_Richiesta 1_. Secondo il brano su Mantova, di quale territorio Mantova era soprattutto la capitale amministrativa?
_Richiesta 2_. Copia dal brano su Mantova il tratto che va da "Mantova, i duchi" fino a "spagnola in Italia.".
_Richiesta 3_.
Le affermazioni seguenti concordano con il brano su Mantova? Per ciascuna rispondi sì o no e cita le parole decisive del brano.
(a) Il nome di Mantova risuonò nelle cancellerie europee grazie alla fama artistica della città.
(b) Mantova era protetta su ogni lato da laghi.
(c) La fortezza principale del Monferrato era Casale.
═════ Brano da leggere ═════
Mantova, i duchi ed il ducato durante la guerra dei trent'anni
Vincenzo II° Gonzaga ( 1627)
Se tra il 1612 ed il 1627 il nome di Mantova risuonò in quasi
tutte le cancellerie europee , questo non si dovette alla fama artistica
della città ma alla sua importanza militare. Protetta su ogni lato
da quei laghi che come nota più di uno storico ne fecero una piccola
Venezia sino ad allora salva dalle orde "unne" o "franche", Mantova era
soprattutto la capitale amministrativa del Monferrato: la cui fortezza
principale- Casale- sarebbe stata un pièd a terre perfetto per le
truppe spagnole in tranisto verso il Brabante e la Franca Contea nonchè
una roccaforte perfetta per i francesi volti a contrastare la supremazia
spagnola in Italia.
═════ Voci ═════
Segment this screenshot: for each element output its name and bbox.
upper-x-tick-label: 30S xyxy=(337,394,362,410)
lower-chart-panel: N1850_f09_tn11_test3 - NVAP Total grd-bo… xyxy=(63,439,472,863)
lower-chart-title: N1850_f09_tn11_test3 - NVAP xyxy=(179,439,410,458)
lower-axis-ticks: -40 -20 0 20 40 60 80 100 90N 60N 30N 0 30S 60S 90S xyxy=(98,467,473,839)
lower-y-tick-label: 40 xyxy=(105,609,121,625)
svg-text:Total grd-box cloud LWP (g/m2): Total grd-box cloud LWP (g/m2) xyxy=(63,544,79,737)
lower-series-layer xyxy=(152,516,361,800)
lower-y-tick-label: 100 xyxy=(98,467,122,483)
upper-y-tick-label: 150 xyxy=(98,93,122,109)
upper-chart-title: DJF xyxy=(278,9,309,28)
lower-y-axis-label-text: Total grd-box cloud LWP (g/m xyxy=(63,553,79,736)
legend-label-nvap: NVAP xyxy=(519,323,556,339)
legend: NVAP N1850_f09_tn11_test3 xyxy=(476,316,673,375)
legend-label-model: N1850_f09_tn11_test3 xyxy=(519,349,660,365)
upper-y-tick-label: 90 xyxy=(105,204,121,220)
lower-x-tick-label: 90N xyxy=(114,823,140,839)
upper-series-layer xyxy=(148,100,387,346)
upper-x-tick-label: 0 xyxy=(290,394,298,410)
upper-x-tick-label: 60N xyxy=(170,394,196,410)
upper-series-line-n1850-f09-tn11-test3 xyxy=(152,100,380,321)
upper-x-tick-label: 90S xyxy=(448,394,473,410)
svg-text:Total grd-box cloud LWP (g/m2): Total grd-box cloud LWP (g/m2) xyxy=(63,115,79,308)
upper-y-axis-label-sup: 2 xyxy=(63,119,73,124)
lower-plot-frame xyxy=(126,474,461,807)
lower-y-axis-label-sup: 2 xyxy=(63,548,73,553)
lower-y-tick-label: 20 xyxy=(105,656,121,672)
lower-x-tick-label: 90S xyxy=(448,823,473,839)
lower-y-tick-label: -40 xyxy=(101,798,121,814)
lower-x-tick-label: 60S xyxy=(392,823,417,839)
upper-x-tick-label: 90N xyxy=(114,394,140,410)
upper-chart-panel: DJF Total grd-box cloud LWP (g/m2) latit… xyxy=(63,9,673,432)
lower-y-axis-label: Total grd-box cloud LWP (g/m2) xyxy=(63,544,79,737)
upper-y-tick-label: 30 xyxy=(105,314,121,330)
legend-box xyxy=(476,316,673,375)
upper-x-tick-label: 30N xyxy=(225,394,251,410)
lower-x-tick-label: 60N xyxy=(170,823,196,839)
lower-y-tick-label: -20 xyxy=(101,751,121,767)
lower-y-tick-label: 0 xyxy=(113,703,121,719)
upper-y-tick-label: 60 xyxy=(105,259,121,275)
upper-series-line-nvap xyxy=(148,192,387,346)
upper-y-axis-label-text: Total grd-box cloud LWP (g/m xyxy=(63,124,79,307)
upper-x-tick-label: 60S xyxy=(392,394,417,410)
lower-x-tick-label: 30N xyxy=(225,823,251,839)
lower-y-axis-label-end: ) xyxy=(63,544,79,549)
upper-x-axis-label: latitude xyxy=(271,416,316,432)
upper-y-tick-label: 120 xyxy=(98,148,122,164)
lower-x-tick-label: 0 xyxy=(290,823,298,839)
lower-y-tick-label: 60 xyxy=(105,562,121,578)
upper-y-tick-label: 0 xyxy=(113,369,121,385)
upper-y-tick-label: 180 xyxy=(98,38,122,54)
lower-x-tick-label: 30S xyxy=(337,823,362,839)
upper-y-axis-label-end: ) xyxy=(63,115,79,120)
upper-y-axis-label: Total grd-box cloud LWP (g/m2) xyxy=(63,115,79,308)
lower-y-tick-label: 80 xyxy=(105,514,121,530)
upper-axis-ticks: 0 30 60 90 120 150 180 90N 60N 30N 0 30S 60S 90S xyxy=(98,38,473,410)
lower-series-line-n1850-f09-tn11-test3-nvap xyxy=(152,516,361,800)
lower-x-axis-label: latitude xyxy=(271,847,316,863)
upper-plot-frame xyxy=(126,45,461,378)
═════
_Risultato 1_. Del Monferrato.

_Risultato 2_.
Mantova, i duchi ed il ducato durante la guerra dei trent'anni
Vincenzo II° Gonzaga ( 1627)
Se tra il 1612 ed il 1627 il nome di Mantova risuonò in quasi
tutte le cancellerie europee , questo non si dovette alla fama artistica
della città ma alla sua importanza militare. Protetta su ogni lato
da quei laghi che come nota più di uno storico ne fecero una piccola
Venezia sino ad allora salva dalle orde "unne" o "franche", Mantova era
soprattutto la capitale amministrativa del Monferrato: la cui fortezza
principale- Casale- sarebbe stata un pièd a terre perfetto per le
truppe spagnole in tranisto verso il Brabante e la Franca Contea nonchè
una roccaforte perfetta per i francesi volti a contrastare la supremazia
spagnola in Italia.

_Risultato 3_.
(a) No: "questo non si dovette alla fama artistica della città ma alla sua importanza militare".
(b) Sì: "Protetta su ogni lato da quei laghi".
(c) Sì: "la cui fortezza principale- Casale-".